The task
Every line from the one with "Output the text content of this document." through the end of the records below should be restated word for word, and nothing outside that span.

BEGIN Entries supplied

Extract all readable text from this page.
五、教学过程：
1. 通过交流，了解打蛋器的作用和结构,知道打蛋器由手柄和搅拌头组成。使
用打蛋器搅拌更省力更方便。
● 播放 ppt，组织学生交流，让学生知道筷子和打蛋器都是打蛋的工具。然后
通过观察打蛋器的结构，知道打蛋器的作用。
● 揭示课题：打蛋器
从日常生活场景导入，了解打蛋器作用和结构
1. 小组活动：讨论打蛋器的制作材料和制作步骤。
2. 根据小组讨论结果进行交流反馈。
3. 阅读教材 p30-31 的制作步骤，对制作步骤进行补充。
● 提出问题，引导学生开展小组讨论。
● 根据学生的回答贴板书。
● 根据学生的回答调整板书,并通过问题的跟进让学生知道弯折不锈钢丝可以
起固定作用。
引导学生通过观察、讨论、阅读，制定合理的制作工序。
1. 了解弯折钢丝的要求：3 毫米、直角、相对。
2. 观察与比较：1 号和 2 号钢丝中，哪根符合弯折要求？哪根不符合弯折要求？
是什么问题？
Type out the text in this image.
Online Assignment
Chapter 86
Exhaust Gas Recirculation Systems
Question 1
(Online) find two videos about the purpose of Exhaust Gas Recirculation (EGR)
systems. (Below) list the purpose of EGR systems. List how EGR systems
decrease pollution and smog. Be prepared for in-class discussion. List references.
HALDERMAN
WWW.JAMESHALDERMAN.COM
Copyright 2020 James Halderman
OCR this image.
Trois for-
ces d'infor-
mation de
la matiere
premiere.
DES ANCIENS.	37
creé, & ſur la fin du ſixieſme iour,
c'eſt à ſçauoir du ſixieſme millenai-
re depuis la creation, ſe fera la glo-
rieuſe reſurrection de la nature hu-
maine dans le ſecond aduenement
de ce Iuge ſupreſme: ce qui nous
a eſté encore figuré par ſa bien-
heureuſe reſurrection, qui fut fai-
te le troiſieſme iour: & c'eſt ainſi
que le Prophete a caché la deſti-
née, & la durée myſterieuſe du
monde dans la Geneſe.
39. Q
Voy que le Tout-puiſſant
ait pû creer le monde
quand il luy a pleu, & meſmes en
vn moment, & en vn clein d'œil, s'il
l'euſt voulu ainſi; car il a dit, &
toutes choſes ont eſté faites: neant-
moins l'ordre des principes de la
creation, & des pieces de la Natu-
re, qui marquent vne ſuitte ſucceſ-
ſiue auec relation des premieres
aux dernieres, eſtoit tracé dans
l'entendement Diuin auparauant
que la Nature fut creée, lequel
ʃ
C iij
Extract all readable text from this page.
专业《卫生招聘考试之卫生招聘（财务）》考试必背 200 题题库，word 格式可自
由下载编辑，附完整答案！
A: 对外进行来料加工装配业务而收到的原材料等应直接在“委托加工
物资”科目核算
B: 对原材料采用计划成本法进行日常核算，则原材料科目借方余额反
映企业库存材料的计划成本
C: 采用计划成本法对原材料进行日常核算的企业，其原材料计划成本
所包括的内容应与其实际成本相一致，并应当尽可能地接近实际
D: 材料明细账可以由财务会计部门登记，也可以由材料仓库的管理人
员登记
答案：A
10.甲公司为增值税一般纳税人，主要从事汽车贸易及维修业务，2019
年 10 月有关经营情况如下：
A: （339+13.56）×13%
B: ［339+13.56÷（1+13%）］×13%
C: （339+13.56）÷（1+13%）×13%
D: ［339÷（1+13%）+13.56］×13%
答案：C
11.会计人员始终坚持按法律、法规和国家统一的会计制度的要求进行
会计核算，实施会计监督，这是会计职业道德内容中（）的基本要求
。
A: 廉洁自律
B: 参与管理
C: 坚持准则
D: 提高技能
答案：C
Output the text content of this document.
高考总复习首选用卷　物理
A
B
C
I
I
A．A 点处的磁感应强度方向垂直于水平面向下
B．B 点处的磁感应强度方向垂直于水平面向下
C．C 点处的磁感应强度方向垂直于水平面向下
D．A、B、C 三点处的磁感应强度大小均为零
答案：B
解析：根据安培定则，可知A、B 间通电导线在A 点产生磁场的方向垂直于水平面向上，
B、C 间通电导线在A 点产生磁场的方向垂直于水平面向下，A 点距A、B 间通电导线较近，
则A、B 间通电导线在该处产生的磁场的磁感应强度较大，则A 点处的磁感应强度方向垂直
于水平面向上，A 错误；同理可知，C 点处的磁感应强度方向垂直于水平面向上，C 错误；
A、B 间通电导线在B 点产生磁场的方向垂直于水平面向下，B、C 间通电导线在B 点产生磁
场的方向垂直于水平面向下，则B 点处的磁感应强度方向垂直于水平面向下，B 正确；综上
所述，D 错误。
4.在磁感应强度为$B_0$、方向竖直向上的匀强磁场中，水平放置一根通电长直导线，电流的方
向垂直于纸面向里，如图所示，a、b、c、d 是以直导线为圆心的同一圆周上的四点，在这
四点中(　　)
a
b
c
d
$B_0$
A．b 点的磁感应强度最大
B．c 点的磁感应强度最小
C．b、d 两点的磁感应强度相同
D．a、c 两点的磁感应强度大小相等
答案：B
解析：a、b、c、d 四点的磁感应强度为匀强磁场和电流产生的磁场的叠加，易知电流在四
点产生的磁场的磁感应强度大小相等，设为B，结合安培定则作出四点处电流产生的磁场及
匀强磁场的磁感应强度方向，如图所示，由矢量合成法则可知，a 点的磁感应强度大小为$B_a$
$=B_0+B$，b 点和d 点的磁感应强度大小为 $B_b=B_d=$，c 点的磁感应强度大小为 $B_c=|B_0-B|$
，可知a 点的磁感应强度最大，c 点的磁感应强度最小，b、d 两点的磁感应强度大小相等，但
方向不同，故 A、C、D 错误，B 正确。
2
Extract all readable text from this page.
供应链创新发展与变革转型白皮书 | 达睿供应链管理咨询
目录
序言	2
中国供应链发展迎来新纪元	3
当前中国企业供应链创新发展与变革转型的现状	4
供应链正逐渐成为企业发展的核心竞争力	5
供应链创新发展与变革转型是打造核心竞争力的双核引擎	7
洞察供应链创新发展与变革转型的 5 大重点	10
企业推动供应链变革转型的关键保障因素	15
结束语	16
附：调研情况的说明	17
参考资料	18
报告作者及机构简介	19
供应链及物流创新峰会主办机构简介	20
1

END Entries supplied

Exercise solution
Output the text content of this document.
高考总复习首选用卷　物理
A
B
C
I
I
A．A 点处的磁感应强度方向垂直于水平面向下
B．B 点处的磁感应强度方向垂直于水平面向下
C．C 点处的磁感应强度方向垂直于水平面向下
D．A、B、C 三点处的磁感应强度大小均为零
答案：B
解析：根据安培定则，可知A、B 间通电导线在A 点产生磁场的方向垂直于水平面向上，
B、C 间通电导线在A 点产生磁场的方向垂直于水平面向下，A 点距A、B 间通电导线较近，
则A、B 间通电导线在该处产生的磁场的磁感应强度较大，则A 点处的磁感应强度方向垂直
于水平面向上，A 错误；同理可知，C 点处的磁感应强度方向垂直于水平面向上，C 错误；
A、B 间通电导线在B 点产生磁场的方向垂直于水平面向下，B、C 间通电导线在B 点产生磁
场的方向垂直于水平面向下，则B 点处的磁感应强度方向垂直于水平面向下，B 正确；综上
所述，D 错误。
4.在磁感应强度为$B_0$、方向竖直向上的匀强磁场中，水平放置一根通电长直导线，电流的方
向垂直于纸面向里，如图所示，a、b、c、d 是以直导线为圆心的同一圆周上的四点，在这
四点中(　　)
a
b
c
d
$B_0$
A．b 点的磁感应强度最大
B．c 点的磁感应强度最小
C．b、d 两点的磁感应强度相同
D．a、c 两点的磁感应强度大小相等
答案：B
解析：a、b、c、d 四点的磁感应强度为匀强磁场和电流产生的磁场的叠加，易知电流在四
点产生的磁场的磁感应强度大小相等，设为B，结合安培定则作出四点处电流产生的磁场及
匀强磁场的磁感应强度方向，如图所示，由矢量合成法则可知，a 点的磁感应强度大小为$B_a$
$=B_0+B$，b 点和d 点的磁感应强度大小为 $B_b=B_d=$，c 点的磁感应强度大小为 $B_c=|B_0-B|$
，可知a 点的磁感应强度最大，c 点的磁感应强度最小，b、d 两点的磁感应强度大小相等，但
方向不同，故 A、C、D 错误，B 正确。
2
Extract all readable text from this page.
供应链创新发展与变革转型白皮书 | 达睿供应链管理咨询
目录
序言	2
中国供应链发展迎来新纪元	3
当前中国企业供应链创新发展与变革转型的现状	4
供应链正逐渐成为企业发展的核心竞争力	5
供应链创新发展与变革转型是打造核心竞争力的双核引擎	7
洞察供应链创新发展与变革转型的 5 大重点	10
企业推动供应链变革转型的关键保障因素	15
结束语	16
附：调研情况的说明	17
参考资料	18
报告作者及机构简介	19
供应链及物流创新峰会主办机构简介	20
1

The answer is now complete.